◆ **Supplied entries**
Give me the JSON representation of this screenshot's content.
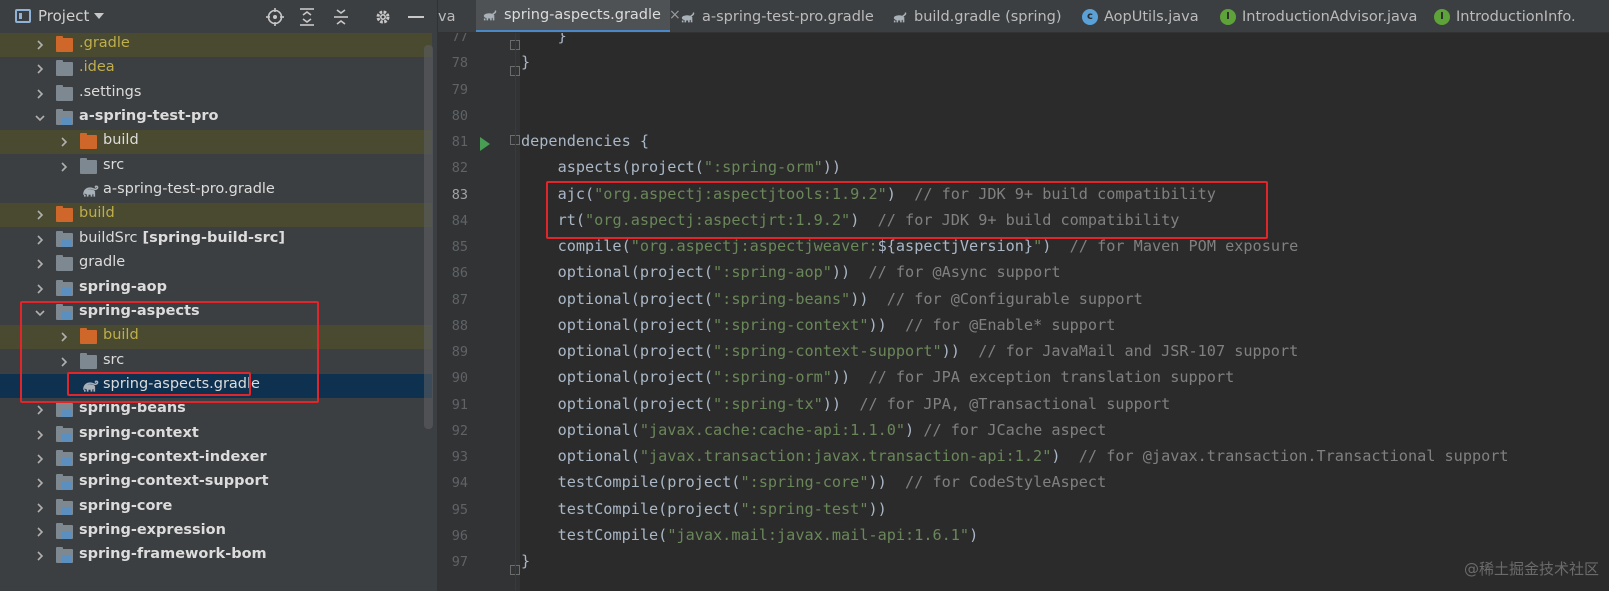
{
  "panel": {
    "title": "Project",
    "icons": [
      "locate-icon",
      "expand-all-icon",
      "collapse-all-icon",
      "gear-icon",
      "minimize-icon"
    ]
  },
  "tree": [
    {
      "label": "",
      "extra": ".gradle",
      "style": "yellow",
      "folder": "orange",
      "expanded": false,
      "tint": true
    },
    {
      "label": "",
      "extra": ".idea",
      "style": "yellow",
      "folder": "grey",
      "expanded": false,
      "tint": false
    },
    {
      "label": "",
      "extra": ".settings",
      "style": "white",
      "folder": "grey",
      "expanded": false,
      "tint": false
    },
    {
      "label": "a-spring-test-pro",
      "extra": "",
      "style": "bold",
      "folder": "module",
      "expanded": true,
      "tint": false
    },
    {
      "label": "build",
      "extra": "",
      "style": "white",
      "folder": "orange",
      "expanded": false,
      "tint": true
    },
    {
      "label": "src",
      "extra": "",
      "style": "white",
      "folder": "grey",
      "expanded": false,
      "tint": false
    },
    {
      "label": "a-spring-test-pro.gradle",
      "extra": "",
      "style": "white",
      "folder": "gradle",
      "expanded": null,
      "tint": false
    },
    {
      "label": "build",
      "extra": "",
      "style": "yellow",
      "folder": "orange",
      "expanded": false,
      "tint": true
    },
    {
      "label": "buildSrc",
      "extra": "[spring-build-src]",
      "style": "white",
      "folder": "module",
      "expanded": false,
      "tint": false
    },
    {
      "label": "gradle",
      "extra": "",
      "style": "white",
      "folder": "grey",
      "expanded": false,
      "tint": false
    },
    {
      "label": "spring-aop",
      "extra": "",
      "style": "bold",
      "folder": "module",
      "expanded": false,
      "tint": false
    },
    {
      "label": "spring-aspects",
      "extra": "",
      "style": "bold",
      "folder": "module",
      "expanded": true,
      "tint": false
    },
    {
      "label": "build",
      "extra": "",
      "style": "yellow",
      "folder": "orange",
      "expanded": false,
      "tint": true
    },
    {
      "label": "src",
      "extra": "",
      "style": "white",
      "folder": "grey",
      "expanded": false,
      "tint": false
    },
    {
      "label": "spring-aspects.gradle",
      "extra": "",
      "style": "white",
      "folder": "gradle",
      "expanded": null,
      "tint": false,
      "selected": true
    },
    {
      "label": "spring-beans",
      "extra": "",
      "style": "bold",
      "folder": "module",
      "expanded": false,
      "tint": false
    },
    {
      "label": "spring-context",
      "extra": "",
      "style": "bold",
      "folder": "module",
      "expanded": false,
      "tint": false
    },
    {
      "label": "spring-context-indexer",
      "extra": "",
      "style": "bold",
      "folder": "module",
      "expanded": false,
      "tint": false
    },
    {
      "label": "spring-context-support",
      "extra": "",
      "style": "bold",
      "folder": "module",
      "expanded": false,
      "tint": false
    },
    {
      "label": "spring-core",
      "extra": "",
      "style": "bold",
      "folder": "module",
      "expanded": false,
      "tint": false
    },
    {
      "label": "spring-expression",
      "extra": "",
      "style": "bold",
      "folder": "module",
      "expanded": false,
      "tint": false
    },
    {
      "label": "spring-framework-bom",
      "extra": "",
      "style": "bold",
      "folder": "module",
      "expanded": false,
      "tint": false
    }
  ],
  "tabs": [
    {
      "label": "va",
      "icon": "none",
      "active": false
    },
    {
      "label": "spring-aspects.gradle",
      "icon": "gradle-icon",
      "active": true
    },
    {
      "label": "a-spring-test-pro.gradle",
      "icon": "gradle-icon",
      "active": false
    },
    {
      "label": "build.gradle (spring)",
      "icon": "gradle-icon",
      "active": false
    },
    {
      "label": "AopUtils.java",
      "icon": "java-class-icon",
      "active": false
    },
    {
      "label": "IntroductionAdvisor.java",
      "icon": "java-interface-icon",
      "active": false
    },
    {
      "label": "IntroductionInfo.",
      "icon": "java-interface-icon",
      "active": false
    }
  ],
  "editor": {
    "current_line": 83,
    "lines": [
      {
        "n": 77,
        "parts": [
          {
            "t": "    }",
            "c": ""
          }
        ]
      },
      {
        "n": 78,
        "parts": [
          {
            "t": "}",
            "c": ""
          }
        ]
      },
      {
        "n": 79,
        "parts": []
      },
      {
        "n": 80,
        "parts": []
      },
      {
        "n": 81,
        "parts": [
          {
            "t": "dependencies {",
            "c": ""
          }
        ]
      },
      {
        "n": 82,
        "parts": [
          {
            "t": "    aspects(project(",
            "c": ""
          },
          {
            "t": "\":spring-orm\"",
            "c": "str"
          },
          {
            "t": "))",
            "c": ""
          }
        ]
      },
      {
        "n": 83,
        "parts": [
          {
            "t": "    ajc(",
            "c": ""
          },
          {
            "t": "\"org.aspectj:aspectjtools:1.9.2\"",
            "c": "str"
          },
          {
            "t": ")  ",
            "c": ""
          },
          {
            "t": "// for JDK 9+ build compatibility",
            "c": "cmt"
          }
        ]
      },
      {
        "n": 84,
        "parts": [
          {
            "t": "    rt(",
            "c": ""
          },
          {
            "t": "\"org.aspectj:aspectjrt:1.9.2\"",
            "c": "str"
          },
          {
            "t": ")  ",
            "c": ""
          },
          {
            "t": "// for JDK 9+ build compatibility",
            "c": "cmt"
          }
        ]
      },
      {
        "n": 85,
        "parts": [
          {
            "t": "    compile(",
            "c": ""
          },
          {
            "t": "\"org.aspectj:aspectjweaver:",
            "c": "str"
          },
          {
            "t": "${aspectjVersion}",
            "c": "interp"
          },
          {
            "t": "\"",
            "c": "str"
          },
          {
            "t": ")  ",
            "c": ""
          },
          {
            "t": "// for Maven POM exposure",
            "c": "cmt"
          }
        ]
      },
      {
        "n": 86,
        "parts": [
          {
            "t": "    optional(project(",
            "c": ""
          },
          {
            "t": "\":spring-aop\"",
            "c": "str"
          },
          {
            "t": "))  ",
            "c": ""
          },
          {
            "t": "// for @Async support",
            "c": "cmt"
          }
        ]
      },
      {
        "n": 87,
        "parts": [
          {
            "t": "    optional(project(",
            "c": ""
          },
          {
            "t": "\":spring-beans\"",
            "c": "str"
          },
          {
            "t": "))  ",
            "c": ""
          },
          {
            "t": "// for @Configurable support",
            "c": "cmt"
          }
        ]
      },
      {
        "n": 88,
        "parts": [
          {
            "t": "    optional(project(",
            "c": ""
          },
          {
            "t": "\":spring-context\"",
            "c": "str"
          },
          {
            "t": "))  ",
            "c": ""
          },
          {
            "t": "// for @Enable* support",
            "c": "cmt"
          }
        ]
      },
      {
        "n": 89,
        "parts": [
          {
            "t": "    optional(project(",
            "c": ""
          },
          {
            "t": "\":spring-context-support\"",
            "c": "str"
          },
          {
            "t": "))  ",
            "c": ""
          },
          {
            "t": "// for JavaMail and JSR-107 support",
            "c": "cmt"
          }
        ]
      },
      {
        "n": 90,
        "parts": [
          {
            "t": "    optional(project(",
            "c": ""
          },
          {
            "t": "\":spring-orm\"",
            "c": "str"
          },
          {
            "t": "))  ",
            "c": ""
          },
          {
            "t": "// for JPA exception translation support",
            "c": "cmt"
          }
        ]
      },
      {
        "n": 91,
        "parts": [
          {
            "t": "    optional(project(",
            "c": ""
          },
          {
            "t": "\":spring-tx\"",
            "c": "str"
          },
          {
            "t": "))  ",
            "c": ""
          },
          {
            "t": "// for JPA, @Transactional support",
            "c": "cmt"
          }
        ]
      },
      {
        "n": 92,
        "parts": [
          {
            "t": "    optional(",
            "c": ""
          },
          {
            "t": "\"javax.cache:cache-api:1.1.0\"",
            "c": "str"
          },
          {
            "t": ") ",
            "c": ""
          },
          {
            "t": "// for JCache aspect",
            "c": "cmt"
          }
        ]
      },
      {
        "n": 93,
        "parts": [
          {
            "t": "    optional(",
            "c": ""
          },
          {
            "t": "\"javax.transaction:javax.transaction-api:1.2\"",
            "c": "str"
          },
          {
            "t": ")  ",
            "c": ""
          },
          {
            "t": "// for @javax.transaction.Transactional support",
            "c": "cmt"
          }
        ]
      },
      {
        "n": 94,
        "parts": [
          {
            "t": "    testCompile(project(",
            "c": ""
          },
          {
            "t": "\":spring-core\"",
            "c": "str"
          },
          {
            "t": "))  ",
            "c": ""
          },
          {
            "t": "// for CodeStyleAspect",
            "c": "cmt"
          }
        ]
      },
      {
        "n": 95,
        "parts": [
          {
            "t": "    testCompile(project(",
            "c": ""
          },
          {
            "t": "\":spring-test\"",
            "c": "str"
          },
          {
            "t": "))",
            "c": ""
          }
        ]
      },
      {
        "n": 96,
        "parts": [
          {
            "t": "    testCompile(",
            "c": ""
          },
          {
            "t": "\"javax.mail:javax.mail-api:1.6.1\"",
            "c": "str"
          },
          {
            "t": ")",
            "c": ""
          }
        ]
      },
      {
        "n": 97,
        "parts": [
          {
            "t": "}",
            "c": ""
          }
        ]
      }
    ]
  },
  "watermark": "@稀土掘金技术社区",
  "colors": {
    "highlight": "#e0262b",
    "selection": "#0e3150",
    "active_tab_underline": "#4a88c7"
  }
}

◆ **Instruction**
In the records, locate each line holding the string "context" and copy it.

◆ **Correct result**
      "label": "spring-context",
      "label": "spring-context-indexer",
      "label": "spring-context-support",
            "t": "\":spring-context\"",
            "t": "\":spring-context-support\"",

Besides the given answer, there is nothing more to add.